From the records below, copy every line that contains the word "codingerror".

== DATA TO USE ==

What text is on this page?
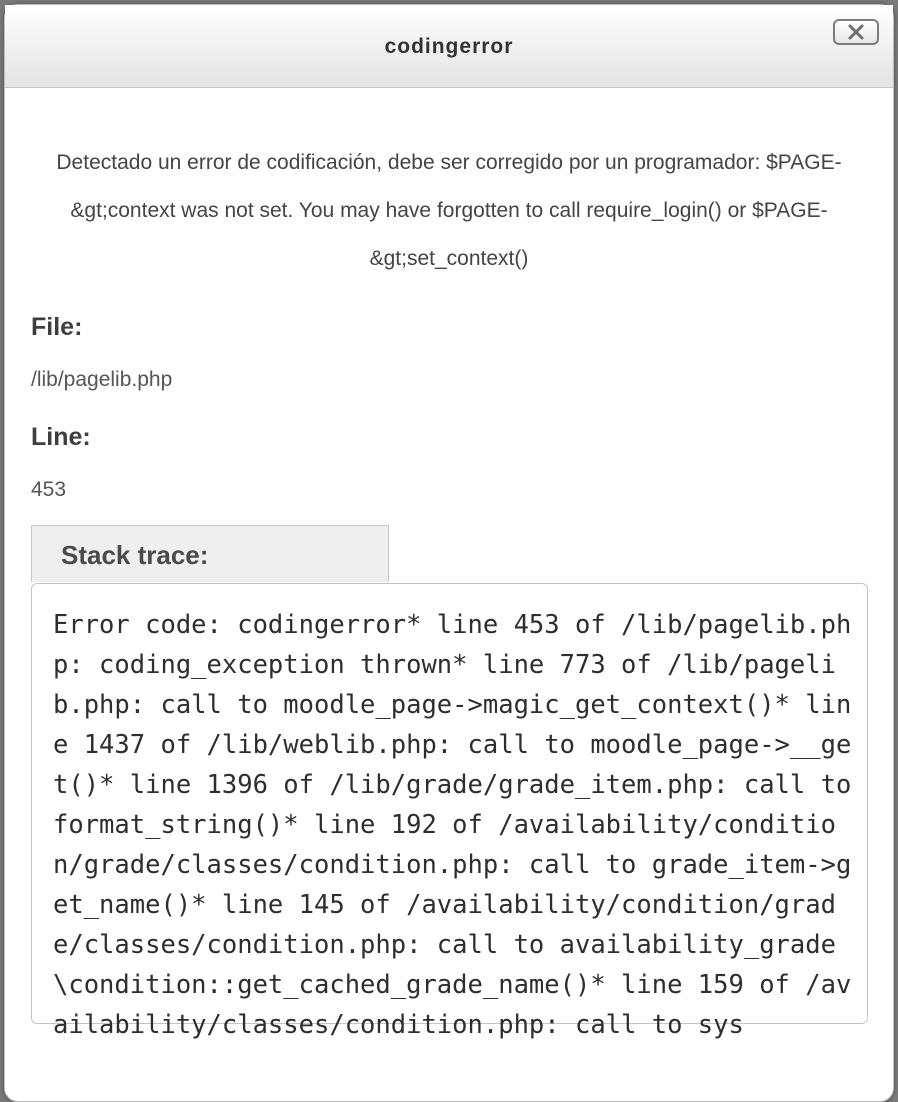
codingerror
Detectado un error de codificación, debe ser corregido por un programador: $PAGE-&gt;context was not set. You may have forgotten to call require_login() or $PAGE-&gt;set_context()
File:
/lib/pagelib.php
Line:
453
Stack trace:
Error code: codingerror* line 453 of /lib/pagelib.php: coding_exception thrown* line 773 of /lib/pagelib.php: call to moodle_page->magic_get_context()* line 1437 of /lib/weblib.php: call to moodle_page->__get()* line 1396 of /lib/grade/grade_item.php: call to format_string()* line 192 of /availability/condition/grade/classes/condition.php: call to grade_item->get_name()* line 145 of /availability/condition/grade/classes/condition.php: call to availability_grade\condition::get_cached_grade_name()* line 159 of /availability/classes/condition.php: call to sys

===

OUTPUT:
codingerror
Error code: codingerror* line 453 of /lib/pagelib.php: coding_exception thrown* line 773 of /lib/pagelib.php: call to moodle_page->magic_get_context()* line 1437 of /lib/weblib.php: call to moodle_page->__get()* line 1396 of /lib/grade/grade_item.php: call to format_string()* line 192 of /availability/condition/grade/classes/condition.php: call to grade_item->get_name()* line 145 of /availability/condition/grade/classes/condition.php: call to availability_grade\condition::get_cached_grade_name()* line 159 of /availability/classes/condition.php: call to sys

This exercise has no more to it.